▶ [PROBLEM TO WORK ON]:
Scan the data beneath this task and copy each line that includes "buttons".

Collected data
····················
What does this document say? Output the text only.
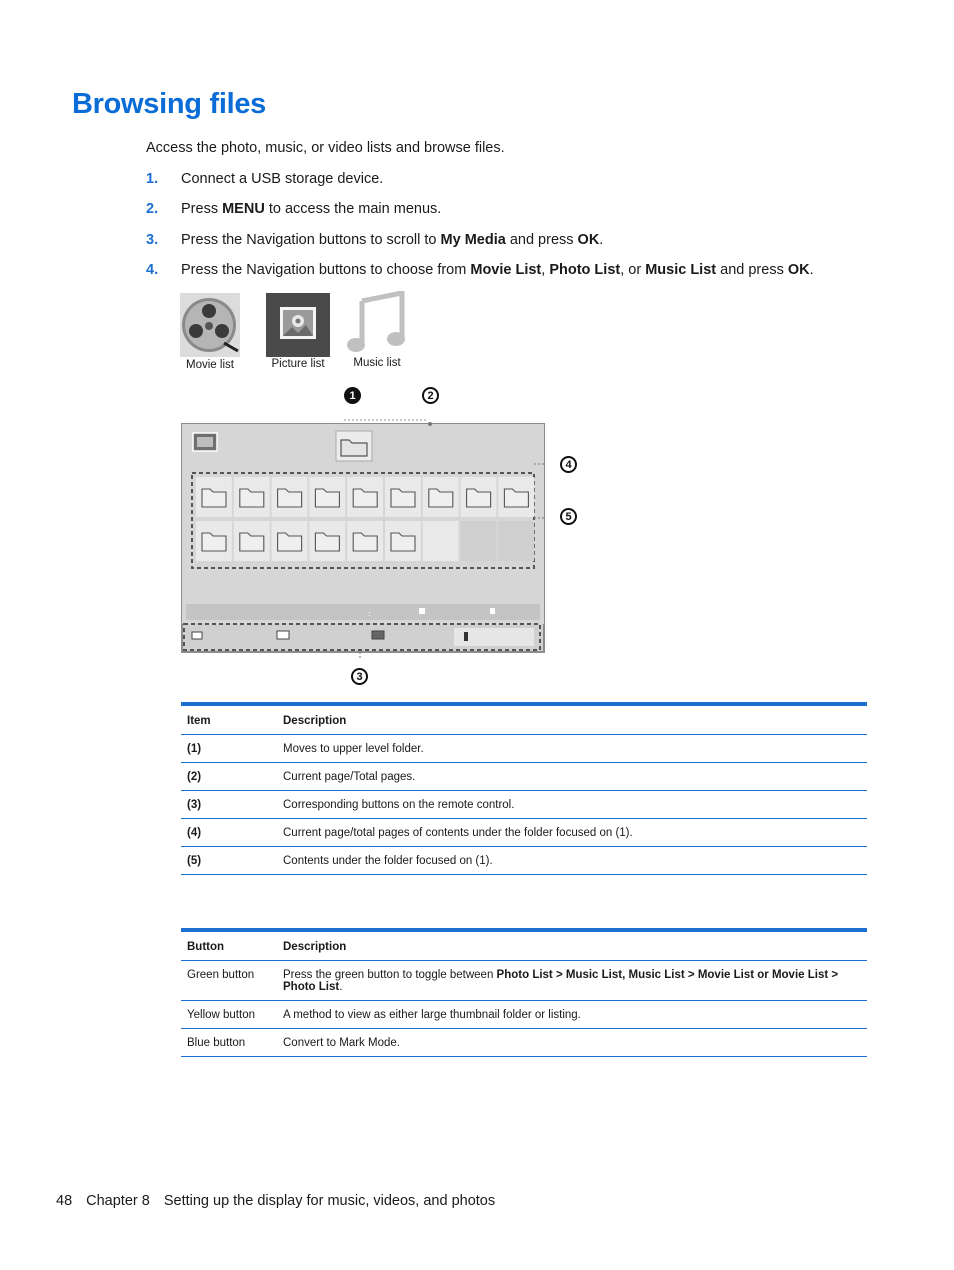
Browsing files
Access the photo, music, or video lists and browse files.
1. Connect a USB storage device.
2. Press MENU to access the main menus.
3. Press the Navigation buttons to scroll to My Media and press OK.
4. Press the Navigation buttons to choose from Movie List, Photo List, or Music List and press OK.
Movie list	Picture list	Music list
1	2
4
5
3
:
Item	Description
(1)	Moves to upper level folder.
(2)	Current page/Total pages.
(3)	Corresponding buttons on the remote control.
(4)	Current page/total pages of contents under the folder focused on (1).
(5)	Contents under the folder focused on (1).
Button	Description
Green button	Press the green button to toggle between Photo List > Music List, Music List > Movie List or Movie List > Photo List.
Yellow button	A method to view as either large thumbnail folder or listing.
Blue button	Convert to Mark Mode.
48 Chapter 8 Setting up the display for music, videos, and photos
····················
▶ [EXPECTED OUTPUT]:
3. Press the Navigation buttons to scroll to My Media and press OK.
4. Press the Navigation buttons to choose from Movie List, Photo List, or Music List and press OK.
(3)	Corresponding buttons on the remote control.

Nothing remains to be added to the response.